▸ **Your objective**
Every line containing the word "Rice" needs to be found and copied.

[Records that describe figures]
* * * * *

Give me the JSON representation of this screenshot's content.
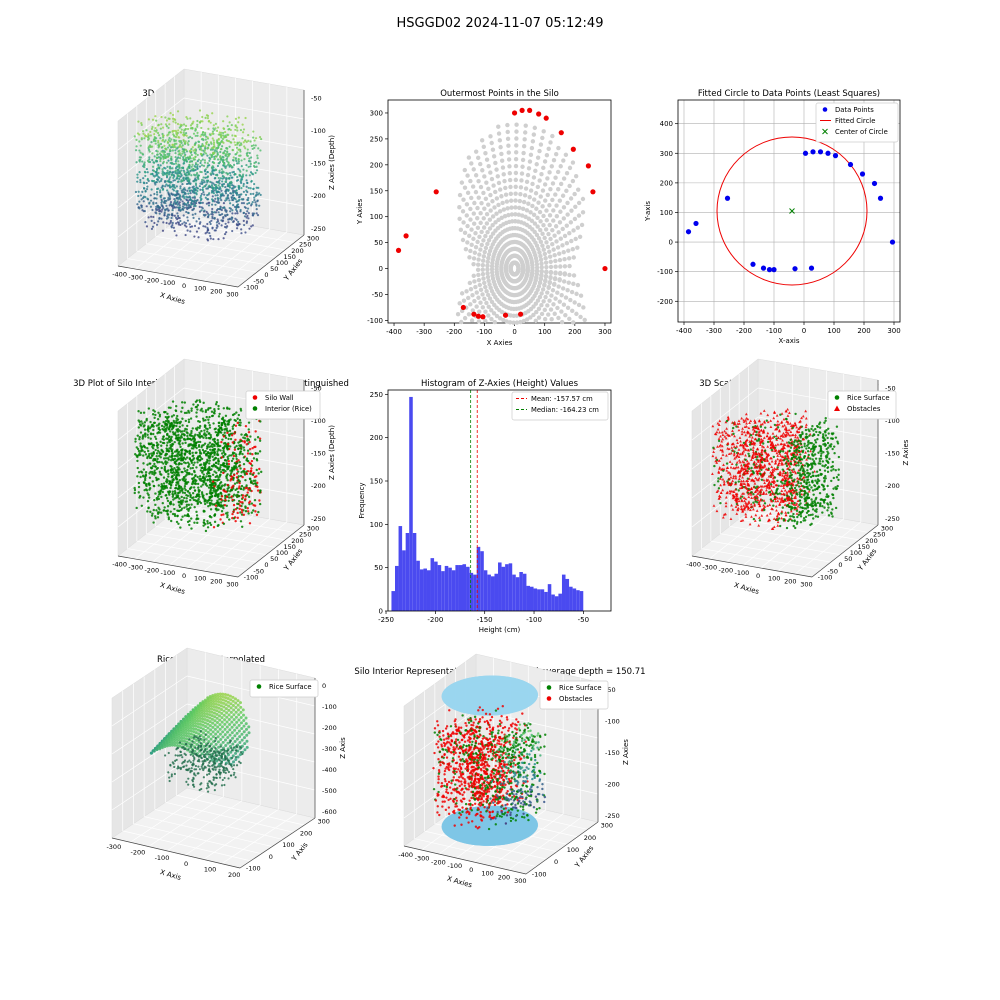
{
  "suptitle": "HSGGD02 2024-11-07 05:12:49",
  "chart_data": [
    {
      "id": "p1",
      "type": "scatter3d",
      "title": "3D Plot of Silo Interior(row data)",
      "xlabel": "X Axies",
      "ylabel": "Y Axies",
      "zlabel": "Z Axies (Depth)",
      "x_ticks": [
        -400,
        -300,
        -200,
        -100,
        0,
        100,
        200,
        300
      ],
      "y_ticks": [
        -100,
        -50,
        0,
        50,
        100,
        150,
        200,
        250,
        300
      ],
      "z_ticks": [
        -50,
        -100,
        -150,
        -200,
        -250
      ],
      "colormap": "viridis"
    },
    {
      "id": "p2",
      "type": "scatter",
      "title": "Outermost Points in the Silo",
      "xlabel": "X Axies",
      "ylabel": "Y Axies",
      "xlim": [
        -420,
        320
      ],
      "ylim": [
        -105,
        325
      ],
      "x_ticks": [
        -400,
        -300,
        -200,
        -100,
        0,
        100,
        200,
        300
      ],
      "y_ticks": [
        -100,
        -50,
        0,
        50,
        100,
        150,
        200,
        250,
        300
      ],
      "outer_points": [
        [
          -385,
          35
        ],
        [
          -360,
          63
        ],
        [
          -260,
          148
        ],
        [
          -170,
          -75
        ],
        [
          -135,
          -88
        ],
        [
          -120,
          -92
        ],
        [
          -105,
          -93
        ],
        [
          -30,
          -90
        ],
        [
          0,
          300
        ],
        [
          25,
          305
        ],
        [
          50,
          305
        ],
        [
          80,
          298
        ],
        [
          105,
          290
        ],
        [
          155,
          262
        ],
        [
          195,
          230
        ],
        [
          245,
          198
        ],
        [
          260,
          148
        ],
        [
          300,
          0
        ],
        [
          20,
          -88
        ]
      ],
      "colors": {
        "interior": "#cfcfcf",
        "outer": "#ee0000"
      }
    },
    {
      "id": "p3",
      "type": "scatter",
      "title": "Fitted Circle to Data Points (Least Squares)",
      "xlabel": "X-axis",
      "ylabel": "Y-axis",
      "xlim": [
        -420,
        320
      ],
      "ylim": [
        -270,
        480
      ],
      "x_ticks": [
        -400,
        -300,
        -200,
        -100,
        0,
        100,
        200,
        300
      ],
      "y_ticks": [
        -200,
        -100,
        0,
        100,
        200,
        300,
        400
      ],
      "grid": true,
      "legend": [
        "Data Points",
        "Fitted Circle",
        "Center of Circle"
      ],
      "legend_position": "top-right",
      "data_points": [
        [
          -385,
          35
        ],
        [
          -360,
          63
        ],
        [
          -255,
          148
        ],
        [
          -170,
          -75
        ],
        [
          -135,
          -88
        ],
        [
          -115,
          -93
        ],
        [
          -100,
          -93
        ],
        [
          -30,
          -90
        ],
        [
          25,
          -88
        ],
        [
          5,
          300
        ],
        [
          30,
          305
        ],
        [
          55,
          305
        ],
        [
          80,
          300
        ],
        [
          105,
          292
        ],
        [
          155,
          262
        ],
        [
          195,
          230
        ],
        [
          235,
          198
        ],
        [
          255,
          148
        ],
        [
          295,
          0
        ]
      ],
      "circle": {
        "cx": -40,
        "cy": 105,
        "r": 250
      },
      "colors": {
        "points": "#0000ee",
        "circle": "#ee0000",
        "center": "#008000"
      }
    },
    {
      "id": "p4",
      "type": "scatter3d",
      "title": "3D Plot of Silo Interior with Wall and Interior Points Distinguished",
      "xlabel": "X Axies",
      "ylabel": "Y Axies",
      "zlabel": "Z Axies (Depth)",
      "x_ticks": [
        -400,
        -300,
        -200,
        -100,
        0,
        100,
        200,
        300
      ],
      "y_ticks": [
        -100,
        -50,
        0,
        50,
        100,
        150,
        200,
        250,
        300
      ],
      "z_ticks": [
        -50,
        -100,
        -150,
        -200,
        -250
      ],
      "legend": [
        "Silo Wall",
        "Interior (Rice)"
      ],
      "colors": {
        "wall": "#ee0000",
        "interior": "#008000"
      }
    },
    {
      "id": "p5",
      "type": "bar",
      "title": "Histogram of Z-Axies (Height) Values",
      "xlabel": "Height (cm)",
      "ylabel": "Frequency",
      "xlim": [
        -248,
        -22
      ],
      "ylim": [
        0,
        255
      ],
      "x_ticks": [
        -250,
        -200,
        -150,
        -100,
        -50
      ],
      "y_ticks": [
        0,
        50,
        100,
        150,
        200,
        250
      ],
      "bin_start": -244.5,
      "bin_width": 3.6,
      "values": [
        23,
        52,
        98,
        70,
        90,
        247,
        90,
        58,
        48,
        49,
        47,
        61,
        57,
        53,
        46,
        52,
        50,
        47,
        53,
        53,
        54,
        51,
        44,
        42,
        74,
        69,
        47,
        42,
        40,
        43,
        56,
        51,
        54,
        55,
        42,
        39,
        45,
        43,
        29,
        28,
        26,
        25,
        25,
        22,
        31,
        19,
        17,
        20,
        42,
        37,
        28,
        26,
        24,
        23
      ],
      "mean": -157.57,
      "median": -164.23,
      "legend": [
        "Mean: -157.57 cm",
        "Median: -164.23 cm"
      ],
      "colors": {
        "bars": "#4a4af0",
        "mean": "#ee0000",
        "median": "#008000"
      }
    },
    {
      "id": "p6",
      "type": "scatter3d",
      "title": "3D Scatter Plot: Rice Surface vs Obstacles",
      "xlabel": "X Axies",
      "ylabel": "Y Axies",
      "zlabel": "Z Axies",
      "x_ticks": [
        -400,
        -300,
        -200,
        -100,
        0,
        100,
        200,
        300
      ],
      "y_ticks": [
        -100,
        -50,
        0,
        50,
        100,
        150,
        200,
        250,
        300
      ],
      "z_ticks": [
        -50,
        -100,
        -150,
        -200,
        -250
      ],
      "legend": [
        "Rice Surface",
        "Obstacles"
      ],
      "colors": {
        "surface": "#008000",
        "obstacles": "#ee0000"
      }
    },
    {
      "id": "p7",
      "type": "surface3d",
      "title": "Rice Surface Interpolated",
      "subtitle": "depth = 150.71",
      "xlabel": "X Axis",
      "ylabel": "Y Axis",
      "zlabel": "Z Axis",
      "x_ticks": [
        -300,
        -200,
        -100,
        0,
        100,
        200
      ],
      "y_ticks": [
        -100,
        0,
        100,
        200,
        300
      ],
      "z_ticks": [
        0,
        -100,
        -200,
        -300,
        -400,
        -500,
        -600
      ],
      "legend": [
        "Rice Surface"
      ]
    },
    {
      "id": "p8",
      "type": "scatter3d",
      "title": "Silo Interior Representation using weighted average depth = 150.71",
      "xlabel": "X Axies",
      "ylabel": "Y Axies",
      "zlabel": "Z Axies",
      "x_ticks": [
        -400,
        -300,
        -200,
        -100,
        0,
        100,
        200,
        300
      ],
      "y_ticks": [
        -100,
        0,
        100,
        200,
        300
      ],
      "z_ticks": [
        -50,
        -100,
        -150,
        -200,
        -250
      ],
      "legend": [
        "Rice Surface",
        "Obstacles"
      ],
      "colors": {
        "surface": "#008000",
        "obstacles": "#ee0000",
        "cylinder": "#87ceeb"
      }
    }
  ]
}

* * * * *

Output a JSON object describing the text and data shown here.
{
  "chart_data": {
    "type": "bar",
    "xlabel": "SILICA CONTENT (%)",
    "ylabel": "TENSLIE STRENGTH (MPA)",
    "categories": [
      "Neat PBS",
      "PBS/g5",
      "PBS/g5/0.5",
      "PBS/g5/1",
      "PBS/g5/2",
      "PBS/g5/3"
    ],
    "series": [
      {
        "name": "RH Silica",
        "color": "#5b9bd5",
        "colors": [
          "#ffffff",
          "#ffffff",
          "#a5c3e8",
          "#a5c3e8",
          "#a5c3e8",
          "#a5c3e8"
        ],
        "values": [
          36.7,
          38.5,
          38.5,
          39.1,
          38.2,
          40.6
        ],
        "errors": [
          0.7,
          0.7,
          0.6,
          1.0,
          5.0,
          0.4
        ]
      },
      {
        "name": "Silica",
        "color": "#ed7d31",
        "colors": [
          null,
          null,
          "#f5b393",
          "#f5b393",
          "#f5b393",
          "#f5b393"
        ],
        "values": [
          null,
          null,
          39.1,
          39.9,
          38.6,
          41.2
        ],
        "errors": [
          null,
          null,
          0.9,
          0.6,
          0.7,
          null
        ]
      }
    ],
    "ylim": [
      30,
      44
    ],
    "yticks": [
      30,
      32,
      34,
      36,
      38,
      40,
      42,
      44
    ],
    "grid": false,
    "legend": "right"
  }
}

* * * * *

▸ **Solution to the problem**
        "Interior (Rice)"
      "title": "3D Scatter Plot: Rice Surface vs Obstacles",
        "Rice Surface",
      "title": "Rice Surface Interpolated",
        "Rice Surface"
        "Rice Surface",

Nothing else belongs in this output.